---------- MATERIAL FOR THIS EXERCISE ----------
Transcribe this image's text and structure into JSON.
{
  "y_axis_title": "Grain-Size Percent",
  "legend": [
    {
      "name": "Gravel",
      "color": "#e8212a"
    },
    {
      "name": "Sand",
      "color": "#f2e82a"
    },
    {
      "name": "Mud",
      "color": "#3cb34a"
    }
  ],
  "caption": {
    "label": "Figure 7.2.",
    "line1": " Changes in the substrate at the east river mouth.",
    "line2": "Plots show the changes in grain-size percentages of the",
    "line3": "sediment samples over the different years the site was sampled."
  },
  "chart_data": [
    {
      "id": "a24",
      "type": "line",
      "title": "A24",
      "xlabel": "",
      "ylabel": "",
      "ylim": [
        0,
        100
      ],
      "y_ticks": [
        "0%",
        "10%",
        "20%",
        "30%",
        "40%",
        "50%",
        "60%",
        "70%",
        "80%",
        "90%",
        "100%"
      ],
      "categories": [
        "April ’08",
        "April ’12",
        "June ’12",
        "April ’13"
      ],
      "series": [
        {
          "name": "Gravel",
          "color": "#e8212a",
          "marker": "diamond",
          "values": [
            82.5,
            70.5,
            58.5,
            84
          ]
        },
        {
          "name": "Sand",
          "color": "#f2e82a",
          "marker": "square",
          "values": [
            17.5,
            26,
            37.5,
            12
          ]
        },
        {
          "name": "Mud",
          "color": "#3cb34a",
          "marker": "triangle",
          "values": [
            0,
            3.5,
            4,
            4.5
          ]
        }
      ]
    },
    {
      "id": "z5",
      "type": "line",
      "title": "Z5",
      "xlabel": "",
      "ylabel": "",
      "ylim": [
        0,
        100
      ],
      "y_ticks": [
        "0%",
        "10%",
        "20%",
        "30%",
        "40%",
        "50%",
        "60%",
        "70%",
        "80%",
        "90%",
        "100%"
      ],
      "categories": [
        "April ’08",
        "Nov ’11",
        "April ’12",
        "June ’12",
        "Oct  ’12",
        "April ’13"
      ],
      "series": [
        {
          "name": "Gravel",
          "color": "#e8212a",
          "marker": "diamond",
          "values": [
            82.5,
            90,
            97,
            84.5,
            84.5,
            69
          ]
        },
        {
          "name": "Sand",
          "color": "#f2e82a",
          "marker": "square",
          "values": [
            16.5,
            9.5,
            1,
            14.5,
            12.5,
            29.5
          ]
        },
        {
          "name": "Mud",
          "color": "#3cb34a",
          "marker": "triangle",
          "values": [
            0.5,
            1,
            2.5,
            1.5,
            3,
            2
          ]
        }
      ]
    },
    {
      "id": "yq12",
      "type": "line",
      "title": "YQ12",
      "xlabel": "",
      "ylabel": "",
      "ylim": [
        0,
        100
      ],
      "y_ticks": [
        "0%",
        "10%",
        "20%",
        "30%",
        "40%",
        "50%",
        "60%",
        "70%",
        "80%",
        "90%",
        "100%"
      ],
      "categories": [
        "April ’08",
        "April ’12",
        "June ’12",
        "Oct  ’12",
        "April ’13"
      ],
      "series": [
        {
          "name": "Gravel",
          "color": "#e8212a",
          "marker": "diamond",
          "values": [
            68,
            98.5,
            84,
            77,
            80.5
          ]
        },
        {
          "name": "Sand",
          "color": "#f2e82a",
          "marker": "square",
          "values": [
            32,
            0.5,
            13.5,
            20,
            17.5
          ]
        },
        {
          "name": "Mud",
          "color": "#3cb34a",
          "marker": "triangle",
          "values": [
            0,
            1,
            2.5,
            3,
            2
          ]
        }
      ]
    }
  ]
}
----------
Exactly as shown, repeat every record.

TASK RESPONSE =
Transcribe this image's text and structure into JSON.
{
  "y_axis_title": "Grain-Size Percent",
  "legend": [
    {
      "name": "Gravel",
      "color": "#e8212a"
    },
    {
      "name": "Sand",
      "color": "#f2e82a"
    },
    {
      "name": "Mud",
      "color": "#3cb34a"
    }
  ],
  "caption": {
    "label": "Figure 7.2.",
    "line1": " Changes in the substrate at the east river mouth.",
    "line2": "Plots show the changes in grain-size percentages of the",
    "line3": "sediment samples over the different years the site was sampled."
  },
  "chart_data": [
    {
      "id": "a24",
      "type": "line",
      "title": "A24",
      "xlabel": "",
      "ylabel": "",
      "ylim": [
        0,
        100
      ],
      "y_ticks": [
        "0%",
        "10%",
        "20%",
        "30%",
        "40%",
        "50%",
        "60%",
        "70%",
        "80%",
        "90%",
        "100%"
      ],
      "categories": [
        "April ’08",
        "April ’12",
        "June ’12",
        "April ’13"
      ],
      "series": [
        {
          "name": "Gravel",
          "color": "#e8212a",
          "marker": "diamond",
          "values": [
            82.5,
            70.5,
            58.5,
            84
          ]
        },
        {
          "name": "Sand",
          "color": "#f2e82a",
          "marker": "square",
          "values": [
            17.5,
            26,
            37.5,
            12
          ]
        },
        {
          "name": "Mud",
          "color": "#3cb34a",
          "marker": "triangle",
          "values": [
            0,
            3.5,
            4,
            4.5
          ]
        }
      ]
    },
    {
      "id": "z5",
      "type": "line",
      "title": "Z5",
      "xlabel": "",
      "ylabel": "",
      "ylim": [
        0,
        100
      ],
      "y_ticks": [
        "0%",
        "10%",
        "20%",
        "30%",
        "40%",
        "50%",
        "60%",
        "70%",
        "80%",
        "90%",
        "100%"
      ],
      "categories": [
        "April ’08",
        "Nov ’11",
        "April ’12",
        "June ’12",
        "Oct  ’12",
        "April ’13"
      ],
      "series": [
        {
          "name": "Gravel",
          "color": "#e8212a",
          "marker": "diamond",
          "values": [
            82.5,
            90,
            97,
            84.5,
            84.5,
            69
          ]
        },
        {
          "name": "Sand",
          "color": "#f2e82a",
          "marker": "square",
          "values": [
            16.5,
            9.5,
            1,
            14.5,
            12.5,
            29.5
          ]
        },
        {
          "name": "Mud",
          "color": "#3cb34a",
          "marker": "triangle",
          "values": [
            0.5,
            1,
            2.5,
            1.5,
            3,
            2
          ]
        }
      ]
    },
    {
      "id": "yq12",
      "type": "line",
      "title": "YQ12",
      "xlabel": "",
      "ylabel": "",
      "ylim": [
        0,
        100
      ],
      "y_ticks": [
        "0%",
        "10%",
        "20%",
        "30%",
        "40%",
        "50%",
        "60%",
        "70%",
        "80%",
        "90%",
        "100%"
      ],
      "categories": [
        "April ’08",
        "April ’12",
        "June ’12",
        "Oct  ’12",
        "April ’13"
      ],
      "series": [
        {
          "name": "Gravel",
          "color": "#e8212a",
          "marker": "diamond",
          "values": [
            68,
            98.5,
            84,
            77,
            80.5
          ]
        },
        {
          "name": "Sand",
          "color": "#f2e82a",
          "marker": "square",
          "values": [
            32,
            0.5,
            13.5,
            20,
            17.5
          ]
        },
        {
          "name": "Mud",
          "color": "#3cb34a",
          "marker": "triangle",
          "values": [
            0,
            1,
            2.5,
            3,
            2
          ]
        }
      ]
    }
  ]
}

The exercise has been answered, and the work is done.